### DATA FOR THIS EXERCISE

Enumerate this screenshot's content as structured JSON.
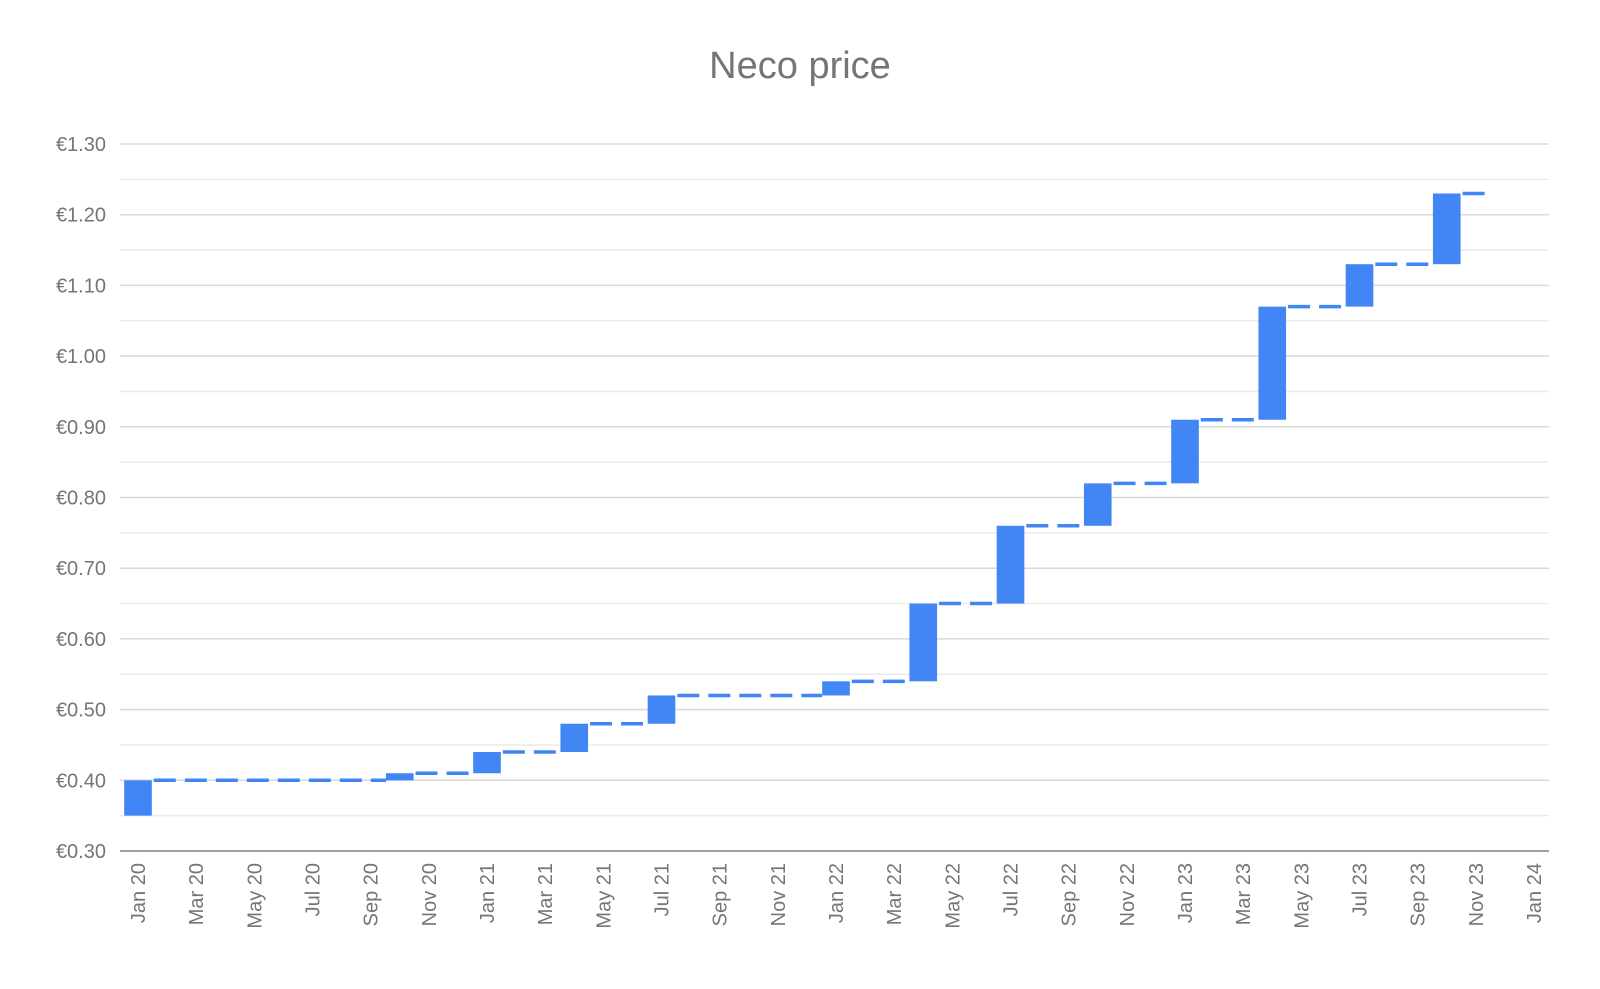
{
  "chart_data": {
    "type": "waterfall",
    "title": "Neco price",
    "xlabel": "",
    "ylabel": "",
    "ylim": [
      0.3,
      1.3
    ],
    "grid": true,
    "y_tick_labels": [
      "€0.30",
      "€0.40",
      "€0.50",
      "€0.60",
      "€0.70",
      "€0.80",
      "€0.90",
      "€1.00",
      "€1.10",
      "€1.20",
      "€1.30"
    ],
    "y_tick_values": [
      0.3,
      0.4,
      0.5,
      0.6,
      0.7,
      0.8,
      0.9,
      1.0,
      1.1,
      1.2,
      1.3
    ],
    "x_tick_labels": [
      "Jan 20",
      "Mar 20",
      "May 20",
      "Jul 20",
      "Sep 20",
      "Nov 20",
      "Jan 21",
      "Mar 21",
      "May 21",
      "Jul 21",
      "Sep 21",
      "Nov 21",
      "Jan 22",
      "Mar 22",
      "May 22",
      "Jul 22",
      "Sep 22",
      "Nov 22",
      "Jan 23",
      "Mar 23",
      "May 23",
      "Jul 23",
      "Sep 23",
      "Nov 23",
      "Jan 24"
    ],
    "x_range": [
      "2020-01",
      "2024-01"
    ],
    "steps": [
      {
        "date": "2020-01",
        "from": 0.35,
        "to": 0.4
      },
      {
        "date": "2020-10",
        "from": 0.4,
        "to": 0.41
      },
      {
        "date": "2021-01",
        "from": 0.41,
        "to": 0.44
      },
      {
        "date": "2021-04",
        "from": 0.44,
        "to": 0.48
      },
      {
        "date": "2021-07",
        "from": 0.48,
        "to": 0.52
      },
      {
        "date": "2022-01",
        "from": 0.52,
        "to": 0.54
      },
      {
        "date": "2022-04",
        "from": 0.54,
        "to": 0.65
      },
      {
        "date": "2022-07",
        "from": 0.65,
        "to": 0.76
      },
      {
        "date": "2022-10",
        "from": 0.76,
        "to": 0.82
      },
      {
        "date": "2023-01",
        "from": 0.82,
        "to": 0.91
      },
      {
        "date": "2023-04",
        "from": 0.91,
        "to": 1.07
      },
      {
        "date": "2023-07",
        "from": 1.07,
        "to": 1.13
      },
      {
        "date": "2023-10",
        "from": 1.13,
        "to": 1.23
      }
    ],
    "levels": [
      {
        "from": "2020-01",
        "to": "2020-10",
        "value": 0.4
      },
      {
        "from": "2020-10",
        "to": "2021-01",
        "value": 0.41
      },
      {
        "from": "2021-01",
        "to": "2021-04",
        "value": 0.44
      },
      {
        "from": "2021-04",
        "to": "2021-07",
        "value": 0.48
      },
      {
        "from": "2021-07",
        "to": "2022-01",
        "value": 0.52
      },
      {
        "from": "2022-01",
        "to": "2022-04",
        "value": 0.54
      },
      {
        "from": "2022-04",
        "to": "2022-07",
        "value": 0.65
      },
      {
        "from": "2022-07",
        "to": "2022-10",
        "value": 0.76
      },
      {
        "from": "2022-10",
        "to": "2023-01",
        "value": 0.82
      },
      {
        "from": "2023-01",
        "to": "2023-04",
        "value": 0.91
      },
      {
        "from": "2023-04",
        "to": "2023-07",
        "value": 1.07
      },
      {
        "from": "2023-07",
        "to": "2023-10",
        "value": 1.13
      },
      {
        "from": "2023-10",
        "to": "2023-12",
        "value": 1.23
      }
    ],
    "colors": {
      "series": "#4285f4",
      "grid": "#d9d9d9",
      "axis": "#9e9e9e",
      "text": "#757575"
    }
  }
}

######
### DATA FOR THIS EXERCISE

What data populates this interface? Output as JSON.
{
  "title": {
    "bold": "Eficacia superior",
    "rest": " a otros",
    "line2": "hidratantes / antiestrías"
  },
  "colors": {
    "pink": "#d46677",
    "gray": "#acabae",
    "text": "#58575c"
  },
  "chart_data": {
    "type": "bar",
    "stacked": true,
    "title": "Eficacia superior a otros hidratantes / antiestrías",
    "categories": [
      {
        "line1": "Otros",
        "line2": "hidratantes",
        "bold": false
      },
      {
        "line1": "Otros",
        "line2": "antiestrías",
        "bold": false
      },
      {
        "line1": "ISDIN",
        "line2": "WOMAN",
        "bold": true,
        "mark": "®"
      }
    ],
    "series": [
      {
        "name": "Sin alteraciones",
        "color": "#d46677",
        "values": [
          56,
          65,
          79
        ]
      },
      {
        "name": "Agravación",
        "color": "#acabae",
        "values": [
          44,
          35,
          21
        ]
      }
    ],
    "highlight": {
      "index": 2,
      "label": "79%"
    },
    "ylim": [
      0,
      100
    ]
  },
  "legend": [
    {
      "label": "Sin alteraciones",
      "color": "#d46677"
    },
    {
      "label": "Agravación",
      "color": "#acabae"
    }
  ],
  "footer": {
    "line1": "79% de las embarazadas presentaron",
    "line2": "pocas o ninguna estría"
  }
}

######

## DIRECTIVE:
Pull out every line holding "antiestrías" from the records above, and copy it.

## RESULT OF THIS TASK:
    "line2": "hidratantes / antiestrías"
    "title": "Eficacia superior a otros hidratantes / antiestrías",
        "line2": "antiestrías",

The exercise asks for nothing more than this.